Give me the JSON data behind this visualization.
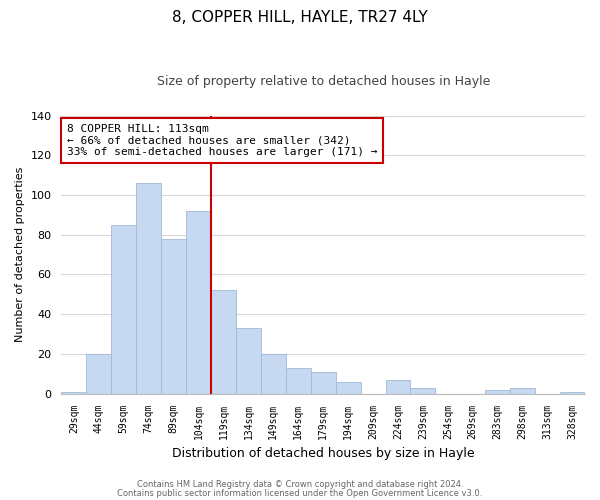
{
  "title": "8, COPPER HILL, HAYLE, TR27 4LY",
  "subtitle": "Size of property relative to detached houses in Hayle",
  "xlabel": "Distribution of detached houses by size in Hayle",
  "ylabel": "Number of detached properties",
  "categories": [
    "29sqm",
    "44sqm",
    "59sqm",
    "74sqm",
    "89sqm",
    "104sqm",
    "119sqm",
    "134sqm",
    "149sqm",
    "164sqm",
    "179sqm",
    "194sqm",
    "209sqm",
    "224sqm",
    "239sqm",
    "254sqm",
    "269sqm",
    "283sqm",
    "298sqm",
    "313sqm",
    "328sqm"
  ],
  "values": [
    1,
    20,
    85,
    106,
    78,
    92,
    52,
    33,
    20,
    13,
    11,
    6,
    0,
    7,
    3,
    0,
    0,
    2,
    3,
    0,
    1
  ],
  "bar_color": "#c6d9f0",
  "bar_edge_color": "#a0b8d8",
  "vline_x_index": 5.5,
  "vline_color": "#cc0000",
  "ylim": [
    0,
    140
  ],
  "yticks": [
    0,
    20,
    40,
    60,
    80,
    100,
    120,
    140
  ],
  "annotation_title": "8 COPPER HILL: 113sqm",
  "annotation_line1": "← 66% of detached houses are smaller (342)",
  "annotation_line2": "33% of semi-detached houses are larger (171) →",
  "annotation_box_color": "#ffffff",
  "annotation_box_edge": "#cc0000",
  "footer1": "Contains HM Land Registry data © Crown copyright and database right 2024.",
  "footer2": "Contains public sector information licensed under the Open Government Licence v3.0.",
  "background_color": "#ffffff",
  "grid_color": "#d8d8d8",
  "title_fontsize": 11,
  "subtitle_fontsize": 9,
  "xlabel_fontsize": 9,
  "ylabel_fontsize": 8
}
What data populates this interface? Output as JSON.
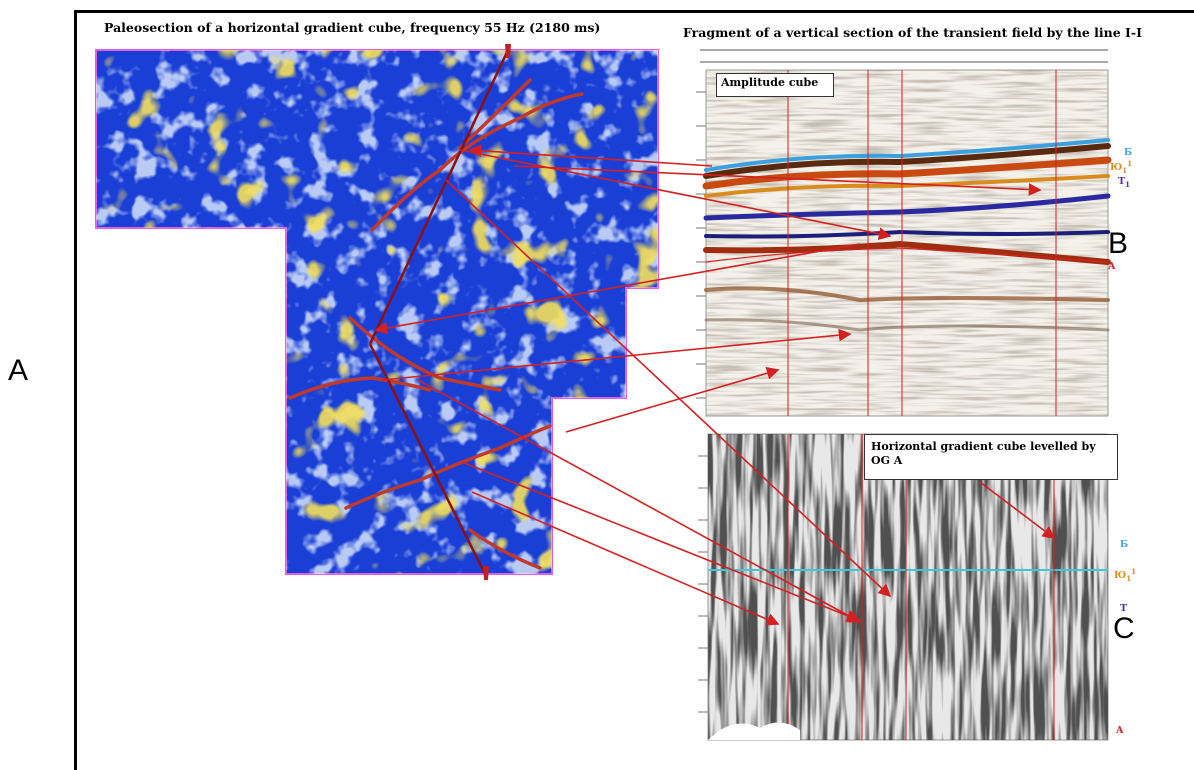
{
  "panel_labels": {
    "a": "A",
    "b": "B",
    "c": "C"
  },
  "titles": {
    "left": "Paleosection of a horizontal gradient cube, frequency 55 Hz (2180 ms)",
    "right": "Fragment of a vertical section of the transient field by the line I-I"
  },
  "callouts": {
    "amplitude": "Amplitude cube",
    "gradient_line1": "Horizontal gradient cube levelled by",
    "gradient_line2": "OG A"
  },
  "horizons_top": {
    "b": "Б",
    "yu_base": "Ю",
    "yu_sub": "1",
    "yu_sup": "1",
    "t_base": "T",
    "t_sub": "1",
    "a": "A"
  },
  "horizons_bottom": {
    "b": "Б",
    "yu_base": "Ю",
    "yu_sub": "1",
    "yu_sup": "1",
    "t": "T",
    "a": "A"
  },
  "colors": {
    "map_background": "#1a3fd6",
    "anomaly_red": "#c0392b",
    "horizon_blue": "#3aa0e0",
    "horizon_orange": "#d98c1e",
    "horizon_purple": "#4a2aa8",
    "horizon_red": "#d42020",
    "guide_cyan": "#3cc8d8"
  }
}
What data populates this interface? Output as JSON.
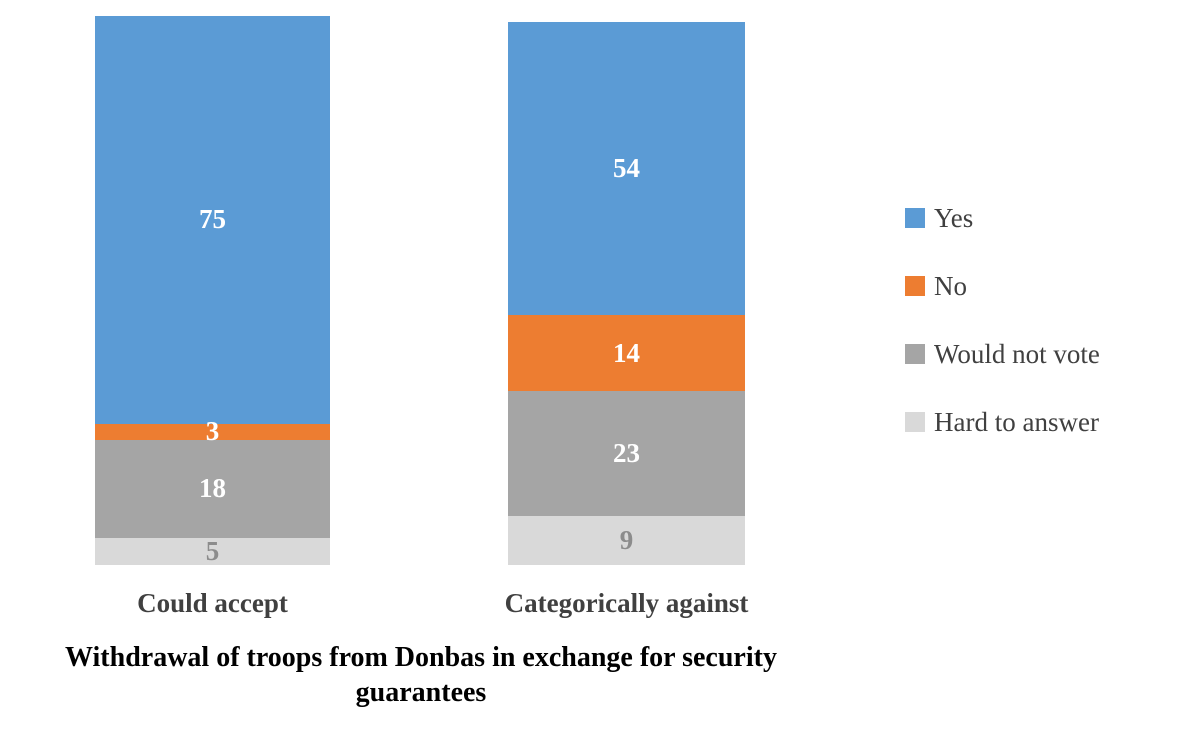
{
  "chart_data": {
    "type": "bar",
    "stacked": true,
    "title": "Withdrawal of troops from Donbas in exchange for security guarantees",
    "categories": [
      "Could accept",
      "Categorically against"
    ],
    "series": [
      {
        "name": "Yes",
        "color": "#5B9BD5",
        "label_color": "#FFFFFF",
        "values": [
          75,
          54
        ]
      },
      {
        "name": "No",
        "color": "#ED7D31",
        "label_color": "#FFFFFF",
        "values": [
          3,
          14
        ]
      },
      {
        "name": "Would not vote",
        "color": "#A5A5A5",
        "label_color": "#FFFFFF",
        "values": [
          18,
          23
        ]
      },
      {
        "name": "Hard to answer",
        "color": "#D9D9D9",
        "label_color": "#8C8C8C",
        "values": [
          5,
          9
        ]
      }
    ],
    "ylim": [
      0,
      101
    ],
    "grid": false,
    "legend_position": "right"
  }
}
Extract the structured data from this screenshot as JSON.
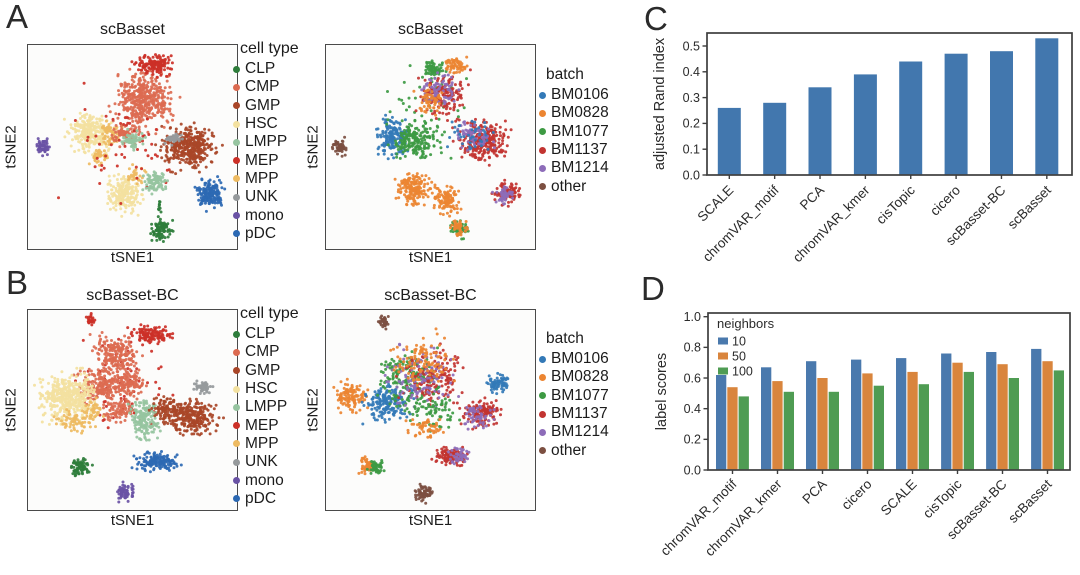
{
  "panel_labels": {
    "A": "A",
    "B": "B",
    "C": "C",
    "D": "D"
  },
  "palette": {
    "cell_type": {
      "CLP": "#2e7d3b",
      "CMP": "#dc6b51",
      "GMP": "#a94628",
      "HSC": "#f3e1a0",
      "LMPP": "#96c4a0",
      "MEP": "#cc3027",
      "MPP": "#eebb62",
      "UNK": "#969a9c",
      "mono": "#6a53a5",
      "pDC": "#2c69b3"
    },
    "batch": {
      "BM0106": "#3379b7",
      "BM0828": "#ec8532",
      "BM1077": "#3d9a43",
      "BM1137": "#c23431",
      "BM1214": "#8d6cb9",
      "other": "#7c4f41"
    }
  },
  "legends": {
    "cell_type": {
      "title": "cell type",
      "items": [
        "CLP",
        "CMP",
        "GMP",
        "HSC",
        "LMPP",
        "MEP",
        "MPP",
        "UNK",
        "mono",
        "pDC"
      ]
    },
    "batch": {
      "title": "batch",
      "items": [
        "BM0106",
        "BM0828",
        "BM1077",
        "BM1137",
        "BM1214",
        "other"
      ]
    }
  },
  "chart_data": [
    {
      "type": "scatter",
      "id": "A-left",
      "title": "scBasset",
      "color_by": "cell type",
      "color_by_key": "cell_type",
      "xlabel": "tSNE1",
      "ylabel": "tSNE2",
      "clusters_fields": [
        "color",
        "x",
        "y",
        "rx",
        "ry",
        "n"
      ],
      "clusters": [
        [
          "mono",
          0.07,
          0.5,
          0.03,
          0.035,
          55
        ],
        [
          "HSC",
          0.3,
          0.44,
          0.085,
          0.09,
          260
        ],
        [
          "HSC",
          0.46,
          0.73,
          0.075,
          0.085,
          200
        ],
        [
          "MPP",
          0.4,
          0.44,
          0.05,
          0.06,
          60
        ],
        [
          "MPP",
          0.35,
          0.55,
          0.05,
          0.04,
          35
        ],
        [
          "MPP",
          0.52,
          0.64,
          0.04,
          0.04,
          30
        ],
        [
          "CMP",
          0.56,
          0.27,
          0.12,
          0.13,
          420
        ],
        [
          "CMP",
          0.47,
          0.44,
          0.06,
          0.05,
          70
        ],
        [
          "MEP",
          0.6,
          0.1,
          0.085,
          0.05,
          130
        ],
        [
          "MEP",
          0.5,
          0.5,
          0.28,
          0.25,
          60
        ],
        [
          "GMP",
          0.77,
          0.5,
          0.115,
          0.095,
          380
        ],
        [
          "LMPP",
          0.5,
          0.47,
          0.05,
          0.04,
          60
        ],
        [
          "LMPP",
          0.61,
          0.68,
          0.055,
          0.055,
          90
        ],
        [
          "UNK",
          0.7,
          0.46,
          0.04,
          0.025,
          45
        ],
        [
          "pDC",
          0.87,
          0.73,
          0.06,
          0.065,
          170
        ],
        [
          "CLP",
          0.64,
          0.91,
          0.045,
          0.05,
          90
        ],
        [
          "CLP",
          0.63,
          0.8,
          0.01,
          0.045,
          10
        ]
      ]
    },
    {
      "type": "scatter",
      "id": "A-right",
      "title": "scBasset",
      "color_by": "batch",
      "color_by_key": "batch",
      "xlabel": "tSNE1",
      "ylabel": "tSNE2",
      "clusters_fields": [
        "color",
        "x",
        "y",
        "rx",
        "ry",
        "n"
      ],
      "clusters": [
        [
          "other",
          0.07,
          0.5,
          0.03,
          0.035,
          55
        ],
        [
          "BM0106",
          0.32,
          0.45,
          0.07,
          0.08,
          170
        ],
        [
          "BM1077",
          0.43,
          0.47,
          0.09,
          0.08,
          170
        ],
        [
          "BM1077",
          0.52,
          0.12,
          0.05,
          0.05,
          70
        ],
        [
          "BM1077",
          0.5,
          0.35,
          0.2,
          0.2,
          60
        ],
        [
          "BM1137",
          0.57,
          0.25,
          0.1,
          0.1,
          150
        ],
        [
          "BM1214",
          0.55,
          0.22,
          0.08,
          0.08,
          70
        ],
        [
          "BM0828",
          0.62,
          0.1,
          0.05,
          0.04,
          60
        ],
        [
          "BM0828",
          0.5,
          0.28,
          0.07,
          0.07,
          50
        ],
        [
          "BM1137",
          0.76,
          0.47,
          0.11,
          0.09,
          260
        ],
        [
          "BM1214",
          0.72,
          0.44,
          0.08,
          0.06,
          70
        ],
        [
          "BM0106",
          0.7,
          0.45,
          0.1,
          0.08,
          40
        ],
        [
          "BM0828",
          0.42,
          0.71,
          0.075,
          0.075,
          160
        ],
        [
          "BM0828",
          0.58,
          0.76,
          0.06,
          0.06,
          110
        ],
        [
          "BM1137",
          0.87,
          0.73,
          0.055,
          0.055,
          100
        ],
        [
          "BM1214",
          0.86,
          0.74,
          0.04,
          0.04,
          50
        ],
        [
          "BM1077",
          0.64,
          0.91,
          0.04,
          0.04,
          50
        ],
        [
          "BM0828",
          0.64,
          0.9,
          0.035,
          0.04,
          40
        ]
      ]
    },
    {
      "type": "scatter",
      "id": "B-left",
      "title": "scBasset-BC",
      "color_by": "cell type",
      "color_by_key": "cell_type",
      "xlabel": "tSNE1",
      "ylabel": "tSNE2",
      "clusters_fields": [
        "color",
        "x",
        "y",
        "rx",
        "ry",
        "n"
      ],
      "clusters": [
        [
          "MEP",
          0.3,
          0.05,
          0.02,
          0.025,
          25
        ],
        [
          "MEP",
          0.59,
          0.12,
          0.09,
          0.04,
          120
        ],
        [
          "MEP",
          0.45,
          0.35,
          0.22,
          0.22,
          70
        ],
        [
          "CMP",
          0.42,
          0.22,
          0.1,
          0.09,
          200
        ],
        [
          "CMP",
          0.34,
          0.38,
          0.1,
          0.08,
          180
        ],
        [
          "CMP",
          0.48,
          0.37,
          0.08,
          0.07,
          120
        ],
        [
          "CMP",
          0.43,
          0.5,
          0.07,
          0.06,
          90
        ],
        [
          "HSC",
          0.19,
          0.44,
          0.12,
          0.11,
          420
        ],
        [
          "MPP",
          0.22,
          0.56,
          0.08,
          0.05,
          70
        ],
        [
          "MPP",
          0.31,
          0.5,
          0.05,
          0.05,
          40
        ],
        [
          "LMPP",
          0.56,
          0.55,
          0.06,
          0.09,
          160
        ],
        [
          "UNK",
          0.84,
          0.39,
          0.04,
          0.03,
          55
        ],
        [
          "GMP",
          0.78,
          0.54,
          0.12,
          0.07,
          280
        ],
        [
          "GMP",
          0.66,
          0.49,
          0.06,
          0.05,
          80
        ],
        [
          "pDC",
          0.62,
          0.76,
          0.1,
          0.04,
          150
        ],
        [
          "CLP",
          0.25,
          0.79,
          0.045,
          0.04,
          70
        ],
        [
          "mono",
          0.47,
          0.92,
          0.04,
          0.04,
          65
        ]
      ]
    },
    {
      "type": "scatter",
      "id": "B-right",
      "title": "scBasset-BC",
      "color_by": "batch",
      "color_by_key": "batch",
      "xlabel": "tSNE1",
      "ylabel": "tSNE2",
      "clusters_fields": [
        "color",
        "x",
        "y",
        "rx",
        "ry",
        "n"
      ],
      "clusters": [
        [
          "other",
          0.28,
          0.06,
          0.025,
          0.03,
          40
        ],
        [
          "other",
          0.47,
          0.92,
          0.04,
          0.04,
          70
        ],
        [
          "BM0828",
          0.12,
          0.43,
          0.07,
          0.07,
          120
        ],
        [
          "BM0106",
          0.3,
          0.46,
          0.1,
          0.09,
          180
        ],
        [
          "BM1077",
          0.38,
          0.33,
          0.13,
          0.13,
          170
        ],
        [
          "BM1137",
          0.52,
          0.33,
          0.13,
          0.13,
          170
        ],
        [
          "BM1214",
          0.45,
          0.35,
          0.15,
          0.15,
          110
        ],
        [
          "BM0828",
          0.45,
          0.25,
          0.14,
          0.12,
          110
        ],
        [
          "BM1077",
          0.5,
          0.5,
          0.12,
          0.08,
          80
        ],
        [
          "BM1137",
          0.74,
          0.52,
          0.09,
          0.07,
          140
        ],
        [
          "BM1214",
          0.73,
          0.53,
          0.07,
          0.06,
          50
        ],
        [
          "BM0106",
          0.83,
          0.37,
          0.045,
          0.04,
          70
        ],
        [
          "BM1137",
          0.6,
          0.74,
          0.07,
          0.045,
          110
        ],
        [
          "BM1214",
          0.64,
          0.73,
          0.05,
          0.04,
          40
        ],
        [
          "BM0828",
          0.2,
          0.78,
          0.035,
          0.035,
          45
        ],
        [
          "BM1077",
          0.24,
          0.79,
          0.035,
          0.035,
          45
        ],
        [
          "BM0828",
          0.48,
          0.6,
          0.08,
          0.05,
          50
        ]
      ]
    },
    {
      "type": "bar",
      "categories": [
        "SCALE",
        "chromVAR_motif",
        "PCA",
        "chromVAR_kmer",
        "cisTopic",
        "cicero",
        "scBasset-BC",
        "scBasset"
      ],
      "values": [
        0.26,
        0.28,
        0.34,
        0.39,
        0.44,
        0.47,
        0.48,
        0.53
      ],
      "title": "",
      "xlabel": "",
      "ylabel": "adjusted Rand index",
      "ylim": [
        0,
        0.55
      ],
      "yticks": [
        0,
        0.1,
        0.2,
        0.3,
        0.4,
        0.5
      ],
      "bar_color": "#4277ae",
      "legend_position": "none"
    },
    {
      "type": "grouped_bar",
      "categories": [
        "chromVAR_motif",
        "chromVAR_kmer",
        "PCA",
        "cicero",
        "SCALE",
        "cisTopic",
        "scBasset-BC",
        "scBasset"
      ],
      "series": [
        {
          "name": "10",
          "color": "#4a79ad",
          "values": [
            0.62,
            0.67,
            0.71,
            0.72,
            0.73,
            0.76,
            0.77,
            0.79
          ]
        },
        {
          "name": "50",
          "color": "#d9853d",
          "values": [
            0.54,
            0.58,
            0.6,
            0.63,
            0.64,
            0.7,
            0.69,
            0.71
          ]
        },
        {
          "name": "100",
          "color": "#4f9c53",
          "values": [
            0.48,
            0.51,
            0.51,
            0.55,
            0.56,
            0.64,
            0.6,
            0.65
          ]
        }
      ],
      "title": "",
      "xlabel": "",
      "ylabel": "label scores",
      "ylim": [
        0,
        1.0
      ],
      "yticks": [
        0,
        0.2,
        0.4,
        0.6,
        0.8,
        1.0
      ],
      "legend_title": "neighbors",
      "legend_position": "upper-left"
    }
  ]
}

=====

→ EXERCISE AIM: Looking at the entries above, say how many lines contain the word "detached". Only the number is wanted.

→ SOLUTION BELOW: 5